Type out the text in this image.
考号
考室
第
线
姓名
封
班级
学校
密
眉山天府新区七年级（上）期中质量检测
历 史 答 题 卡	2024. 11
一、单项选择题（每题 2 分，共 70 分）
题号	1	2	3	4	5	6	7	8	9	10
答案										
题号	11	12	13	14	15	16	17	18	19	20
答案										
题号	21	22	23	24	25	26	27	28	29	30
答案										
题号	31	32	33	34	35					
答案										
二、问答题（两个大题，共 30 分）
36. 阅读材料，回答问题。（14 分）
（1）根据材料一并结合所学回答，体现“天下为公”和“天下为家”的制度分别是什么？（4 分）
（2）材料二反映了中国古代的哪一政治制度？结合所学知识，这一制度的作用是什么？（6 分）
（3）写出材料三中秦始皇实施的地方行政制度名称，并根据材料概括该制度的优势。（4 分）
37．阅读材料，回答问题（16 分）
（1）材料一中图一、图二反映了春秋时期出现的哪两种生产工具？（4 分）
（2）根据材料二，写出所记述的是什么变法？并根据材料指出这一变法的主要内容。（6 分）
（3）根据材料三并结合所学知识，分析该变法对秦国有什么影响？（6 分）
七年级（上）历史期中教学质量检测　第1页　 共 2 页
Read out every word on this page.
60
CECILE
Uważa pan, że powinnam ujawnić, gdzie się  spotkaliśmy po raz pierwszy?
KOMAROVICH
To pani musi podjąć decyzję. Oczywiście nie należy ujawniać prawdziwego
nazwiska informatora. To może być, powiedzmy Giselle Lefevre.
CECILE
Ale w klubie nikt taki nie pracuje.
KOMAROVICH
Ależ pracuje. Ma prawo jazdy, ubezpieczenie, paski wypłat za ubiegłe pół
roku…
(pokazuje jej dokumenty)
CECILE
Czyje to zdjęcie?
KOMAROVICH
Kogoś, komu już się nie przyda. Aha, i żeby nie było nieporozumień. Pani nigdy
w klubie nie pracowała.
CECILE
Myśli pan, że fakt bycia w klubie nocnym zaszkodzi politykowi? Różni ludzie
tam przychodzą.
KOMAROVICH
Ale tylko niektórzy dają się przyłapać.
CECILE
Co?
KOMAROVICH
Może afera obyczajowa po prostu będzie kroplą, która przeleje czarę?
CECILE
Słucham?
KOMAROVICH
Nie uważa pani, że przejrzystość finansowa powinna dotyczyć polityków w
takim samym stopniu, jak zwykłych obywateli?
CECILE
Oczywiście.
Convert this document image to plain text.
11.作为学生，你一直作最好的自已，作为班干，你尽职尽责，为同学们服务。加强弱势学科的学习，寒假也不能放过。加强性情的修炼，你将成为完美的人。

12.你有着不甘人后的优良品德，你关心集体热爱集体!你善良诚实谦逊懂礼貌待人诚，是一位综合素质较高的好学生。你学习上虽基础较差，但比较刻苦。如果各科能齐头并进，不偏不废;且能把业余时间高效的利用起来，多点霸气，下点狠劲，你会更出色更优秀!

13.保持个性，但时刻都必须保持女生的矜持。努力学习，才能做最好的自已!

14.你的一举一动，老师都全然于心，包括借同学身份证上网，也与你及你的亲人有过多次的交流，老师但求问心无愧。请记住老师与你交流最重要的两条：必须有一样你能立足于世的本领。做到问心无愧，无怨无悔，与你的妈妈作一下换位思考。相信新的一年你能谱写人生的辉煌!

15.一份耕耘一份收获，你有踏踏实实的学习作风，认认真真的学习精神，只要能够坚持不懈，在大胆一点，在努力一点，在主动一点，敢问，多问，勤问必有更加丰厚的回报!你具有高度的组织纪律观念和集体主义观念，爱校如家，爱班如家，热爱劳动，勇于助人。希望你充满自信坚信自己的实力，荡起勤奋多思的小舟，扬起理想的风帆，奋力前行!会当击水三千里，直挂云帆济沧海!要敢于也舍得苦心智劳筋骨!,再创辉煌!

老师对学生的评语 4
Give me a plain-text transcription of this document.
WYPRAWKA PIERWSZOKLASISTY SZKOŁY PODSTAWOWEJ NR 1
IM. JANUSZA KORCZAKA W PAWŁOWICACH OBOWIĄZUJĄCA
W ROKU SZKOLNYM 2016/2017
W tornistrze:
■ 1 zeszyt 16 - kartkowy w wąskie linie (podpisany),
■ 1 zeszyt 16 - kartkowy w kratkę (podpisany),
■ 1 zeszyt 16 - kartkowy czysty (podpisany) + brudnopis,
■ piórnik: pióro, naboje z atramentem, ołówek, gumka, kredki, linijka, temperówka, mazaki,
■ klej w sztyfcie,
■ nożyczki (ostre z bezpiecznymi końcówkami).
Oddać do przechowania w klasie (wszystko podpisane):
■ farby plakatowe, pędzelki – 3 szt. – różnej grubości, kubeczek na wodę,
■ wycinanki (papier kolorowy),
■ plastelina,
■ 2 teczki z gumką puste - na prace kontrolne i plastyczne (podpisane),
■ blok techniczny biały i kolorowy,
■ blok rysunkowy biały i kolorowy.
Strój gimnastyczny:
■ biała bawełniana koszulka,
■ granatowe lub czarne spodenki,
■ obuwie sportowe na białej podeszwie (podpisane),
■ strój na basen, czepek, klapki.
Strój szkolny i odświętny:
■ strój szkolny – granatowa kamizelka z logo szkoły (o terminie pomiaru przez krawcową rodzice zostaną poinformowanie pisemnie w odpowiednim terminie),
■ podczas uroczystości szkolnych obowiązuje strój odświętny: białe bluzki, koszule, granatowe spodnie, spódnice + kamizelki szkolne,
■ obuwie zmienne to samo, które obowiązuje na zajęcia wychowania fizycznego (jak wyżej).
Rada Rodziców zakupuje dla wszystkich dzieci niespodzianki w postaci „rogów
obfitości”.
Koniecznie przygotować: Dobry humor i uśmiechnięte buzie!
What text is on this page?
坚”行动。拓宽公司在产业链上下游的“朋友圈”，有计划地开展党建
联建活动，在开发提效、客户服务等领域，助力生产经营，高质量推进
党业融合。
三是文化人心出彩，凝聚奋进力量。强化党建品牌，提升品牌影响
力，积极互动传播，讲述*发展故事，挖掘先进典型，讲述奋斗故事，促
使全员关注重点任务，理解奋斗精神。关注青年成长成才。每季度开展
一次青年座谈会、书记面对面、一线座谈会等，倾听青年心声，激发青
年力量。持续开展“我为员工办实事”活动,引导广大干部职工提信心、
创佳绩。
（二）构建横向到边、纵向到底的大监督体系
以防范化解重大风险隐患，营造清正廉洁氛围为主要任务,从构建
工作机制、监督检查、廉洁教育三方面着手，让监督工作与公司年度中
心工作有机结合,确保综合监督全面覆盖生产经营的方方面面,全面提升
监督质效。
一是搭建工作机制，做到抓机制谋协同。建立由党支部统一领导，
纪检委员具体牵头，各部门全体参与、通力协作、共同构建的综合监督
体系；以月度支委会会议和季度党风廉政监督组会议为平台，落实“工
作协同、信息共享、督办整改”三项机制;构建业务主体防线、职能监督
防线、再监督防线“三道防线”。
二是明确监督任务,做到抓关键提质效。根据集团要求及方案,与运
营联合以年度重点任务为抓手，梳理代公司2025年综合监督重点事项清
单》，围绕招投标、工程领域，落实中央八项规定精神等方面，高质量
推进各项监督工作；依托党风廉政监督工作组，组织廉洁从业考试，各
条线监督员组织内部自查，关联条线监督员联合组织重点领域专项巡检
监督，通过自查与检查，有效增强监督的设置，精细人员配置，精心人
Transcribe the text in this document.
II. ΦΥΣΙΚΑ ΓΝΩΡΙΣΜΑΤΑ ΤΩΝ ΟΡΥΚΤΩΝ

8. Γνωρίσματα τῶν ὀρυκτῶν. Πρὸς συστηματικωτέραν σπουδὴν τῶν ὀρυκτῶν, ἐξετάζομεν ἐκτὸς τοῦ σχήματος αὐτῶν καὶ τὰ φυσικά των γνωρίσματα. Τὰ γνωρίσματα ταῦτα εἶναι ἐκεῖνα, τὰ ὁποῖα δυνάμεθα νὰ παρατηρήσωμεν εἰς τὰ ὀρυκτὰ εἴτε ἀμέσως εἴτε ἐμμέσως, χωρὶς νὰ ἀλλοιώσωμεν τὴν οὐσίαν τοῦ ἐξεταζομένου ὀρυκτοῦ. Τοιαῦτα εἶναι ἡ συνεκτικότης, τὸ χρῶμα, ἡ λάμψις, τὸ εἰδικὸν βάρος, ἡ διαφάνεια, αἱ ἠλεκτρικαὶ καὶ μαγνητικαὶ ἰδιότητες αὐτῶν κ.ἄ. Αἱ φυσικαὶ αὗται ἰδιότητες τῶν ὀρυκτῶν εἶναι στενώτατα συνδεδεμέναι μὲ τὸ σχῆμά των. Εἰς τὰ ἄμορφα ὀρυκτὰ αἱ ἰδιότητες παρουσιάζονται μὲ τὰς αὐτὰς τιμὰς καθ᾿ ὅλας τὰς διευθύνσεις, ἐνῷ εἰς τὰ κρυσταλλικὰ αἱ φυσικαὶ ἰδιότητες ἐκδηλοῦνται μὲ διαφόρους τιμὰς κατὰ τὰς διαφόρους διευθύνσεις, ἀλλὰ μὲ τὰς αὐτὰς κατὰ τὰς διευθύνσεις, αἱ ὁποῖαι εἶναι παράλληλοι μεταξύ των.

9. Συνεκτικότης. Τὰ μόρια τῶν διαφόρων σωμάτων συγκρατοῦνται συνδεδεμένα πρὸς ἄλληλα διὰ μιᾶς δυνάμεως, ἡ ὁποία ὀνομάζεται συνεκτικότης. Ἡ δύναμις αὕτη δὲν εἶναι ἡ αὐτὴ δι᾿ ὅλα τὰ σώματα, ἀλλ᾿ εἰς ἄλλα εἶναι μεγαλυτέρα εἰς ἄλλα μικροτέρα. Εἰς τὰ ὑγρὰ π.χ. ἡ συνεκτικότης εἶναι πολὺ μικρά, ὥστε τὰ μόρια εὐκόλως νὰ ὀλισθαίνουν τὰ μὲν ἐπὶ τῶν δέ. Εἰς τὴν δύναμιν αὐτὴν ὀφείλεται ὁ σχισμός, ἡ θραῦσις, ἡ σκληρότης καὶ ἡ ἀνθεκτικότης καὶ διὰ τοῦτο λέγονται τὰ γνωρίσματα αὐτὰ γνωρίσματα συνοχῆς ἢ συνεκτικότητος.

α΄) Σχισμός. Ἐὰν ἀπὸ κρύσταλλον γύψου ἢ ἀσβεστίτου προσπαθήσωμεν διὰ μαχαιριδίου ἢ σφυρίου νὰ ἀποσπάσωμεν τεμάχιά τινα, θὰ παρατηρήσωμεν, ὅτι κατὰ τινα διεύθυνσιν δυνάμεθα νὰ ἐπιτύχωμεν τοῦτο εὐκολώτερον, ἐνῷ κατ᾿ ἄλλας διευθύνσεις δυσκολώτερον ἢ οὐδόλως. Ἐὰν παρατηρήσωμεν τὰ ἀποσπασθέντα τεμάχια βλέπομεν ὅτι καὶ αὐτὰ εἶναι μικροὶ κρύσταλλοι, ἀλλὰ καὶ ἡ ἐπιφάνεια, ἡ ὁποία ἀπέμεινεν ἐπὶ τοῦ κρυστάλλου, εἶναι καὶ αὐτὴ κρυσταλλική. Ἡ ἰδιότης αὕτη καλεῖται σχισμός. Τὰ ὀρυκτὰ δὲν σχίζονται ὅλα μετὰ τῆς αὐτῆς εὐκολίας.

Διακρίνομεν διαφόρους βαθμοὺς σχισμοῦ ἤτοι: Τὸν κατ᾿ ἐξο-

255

+---+

[What to work on]:
Determine how many lines of the listing above hold the word "zeszyt". Report that number without anything else.

[Correct answer]:
3